(Source records):
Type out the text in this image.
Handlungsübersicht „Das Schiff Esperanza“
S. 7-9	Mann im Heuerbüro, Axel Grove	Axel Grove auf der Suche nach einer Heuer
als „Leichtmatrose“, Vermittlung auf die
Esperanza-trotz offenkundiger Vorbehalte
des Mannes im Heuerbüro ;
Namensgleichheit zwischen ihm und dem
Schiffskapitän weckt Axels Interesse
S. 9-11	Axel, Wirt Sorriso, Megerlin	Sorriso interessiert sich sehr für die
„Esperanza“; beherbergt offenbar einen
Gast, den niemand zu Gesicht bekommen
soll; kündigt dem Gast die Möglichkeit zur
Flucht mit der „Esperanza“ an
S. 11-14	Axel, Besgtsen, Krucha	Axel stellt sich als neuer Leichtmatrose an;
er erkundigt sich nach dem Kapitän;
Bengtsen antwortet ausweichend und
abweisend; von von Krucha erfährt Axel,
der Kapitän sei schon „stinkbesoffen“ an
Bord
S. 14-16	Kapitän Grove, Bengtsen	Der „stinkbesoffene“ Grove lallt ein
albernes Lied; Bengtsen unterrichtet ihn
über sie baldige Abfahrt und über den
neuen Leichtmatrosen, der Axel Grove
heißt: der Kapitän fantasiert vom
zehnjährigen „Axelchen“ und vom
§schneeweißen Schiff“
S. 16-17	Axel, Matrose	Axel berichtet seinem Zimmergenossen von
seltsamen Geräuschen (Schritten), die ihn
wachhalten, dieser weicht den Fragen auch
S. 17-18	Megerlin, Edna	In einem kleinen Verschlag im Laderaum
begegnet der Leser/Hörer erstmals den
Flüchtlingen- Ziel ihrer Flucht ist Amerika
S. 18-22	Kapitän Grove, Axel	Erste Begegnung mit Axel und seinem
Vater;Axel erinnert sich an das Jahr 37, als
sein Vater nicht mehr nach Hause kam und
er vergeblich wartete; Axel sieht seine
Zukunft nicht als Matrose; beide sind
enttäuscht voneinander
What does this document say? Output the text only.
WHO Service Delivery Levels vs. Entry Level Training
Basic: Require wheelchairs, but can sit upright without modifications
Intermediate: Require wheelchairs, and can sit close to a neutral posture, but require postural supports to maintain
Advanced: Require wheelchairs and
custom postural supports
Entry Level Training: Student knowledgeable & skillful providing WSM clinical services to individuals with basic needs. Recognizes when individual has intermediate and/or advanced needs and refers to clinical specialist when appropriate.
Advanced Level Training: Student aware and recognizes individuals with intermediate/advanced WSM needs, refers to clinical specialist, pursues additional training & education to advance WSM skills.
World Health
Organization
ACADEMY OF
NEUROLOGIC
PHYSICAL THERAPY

(The request): Restate every record exactly, leaving nothing out.

(Result):
Type out the text in this image.
Handlungsübersicht „Das Schiff Esperanza“
S. 7-9	Mann im Heuerbüro, Axel Grove	Axel Grove auf der Suche nach einer Heuer
als „Leichtmatrose“, Vermittlung auf die
Esperanza-trotz offenkundiger Vorbehalte
des Mannes im Heuerbüro ;
Namensgleichheit zwischen ihm und dem
Schiffskapitän weckt Axels Interesse
S. 9-11	Axel, Wirt Sorriso, Megerlin	Sorriso interessiert sich sehr für die
„Esperanza“; beherbergt offenbar einen
Gast, den niemand zu Gesicht bekommen
soll; kündigt dem Gast die Möglichkeit zur
Flucht mit der „Esperanza“ an
S. 11-14	Axel, Besgtsen, Krucha	Axel stellt sich als neuer Leichtmatrose an;
er erkundigt sich nach dem Kapitän;
Bengtsen antwortet ausweichend und
abweisend; von von Krucha erfährt Axel,
der Kapitän sei schon „stinkbesoffen“ an
Bord
S. 14-16	Kapitän Grove, Bengtsen	Der „stinkbesoffene“ Grove lallt ein
albernes Lied; Bengtsen unterrichtet ihn
über sie baldige Abfahrt und über den
neuen Leichtmatrosen, der Axel Grove
heißt: der Kapitän fantasiert vom
zehnjährigen „Axelchen“ und vom
§schneeweißen Schiff“
S. 16-17	Axel, Matrose	Axel berichtet seinem Zimmergenossen von
seltsamen Geräuschen (Schritten), die ihn
wachhalten, dieser weicht den Fragen auch
S. 17-18	Megerlin, Edna	In einem kleinen Verschlag im Laderaum
begegnet der Leser/Hörer erstmals den
Flüchtlingen- Ziel ihrer Flucht ist Amerika
S. 18-22	Kapitän Grove, Axel	Erste Begegnung mit Axel und seinem
Vater;Axel erinnert sich an das Jahr 37, als
sein Vater nicht mehr nach Hause kam und
er vergeblich wartete; Axel sieht seine
Zukunft nicht als Matrose; beide sind
enttäuscht voneinander
What does this document say? Output the text only.
WHO Service Delivery Levels vs. Entry Level Training
Basic: Require wheelchairs, but can sit upright without modifications
Intermediate: Require wheelchairs, and can sit close to a neutral posture, but require postural supports to maintain
Advanced: Require wheelchairs and
custom postural supports
Entry Level Training: Student knowledgeable & skillful providing WSM clinical services to individuals with basic needs. Recognizes when individual has intermediate and/or advanced needs and refers to clinical specialist when appropriate.
Advanced Level Training: Student aware and recognizes individuals with intermediate/advanced WSM needs, refers to clinical specialist, pursues additional training & education to advance WSM skills.
World Health
Organization
ACADEMY OF
NEUROLOGIC
PHYSICAL THERAPY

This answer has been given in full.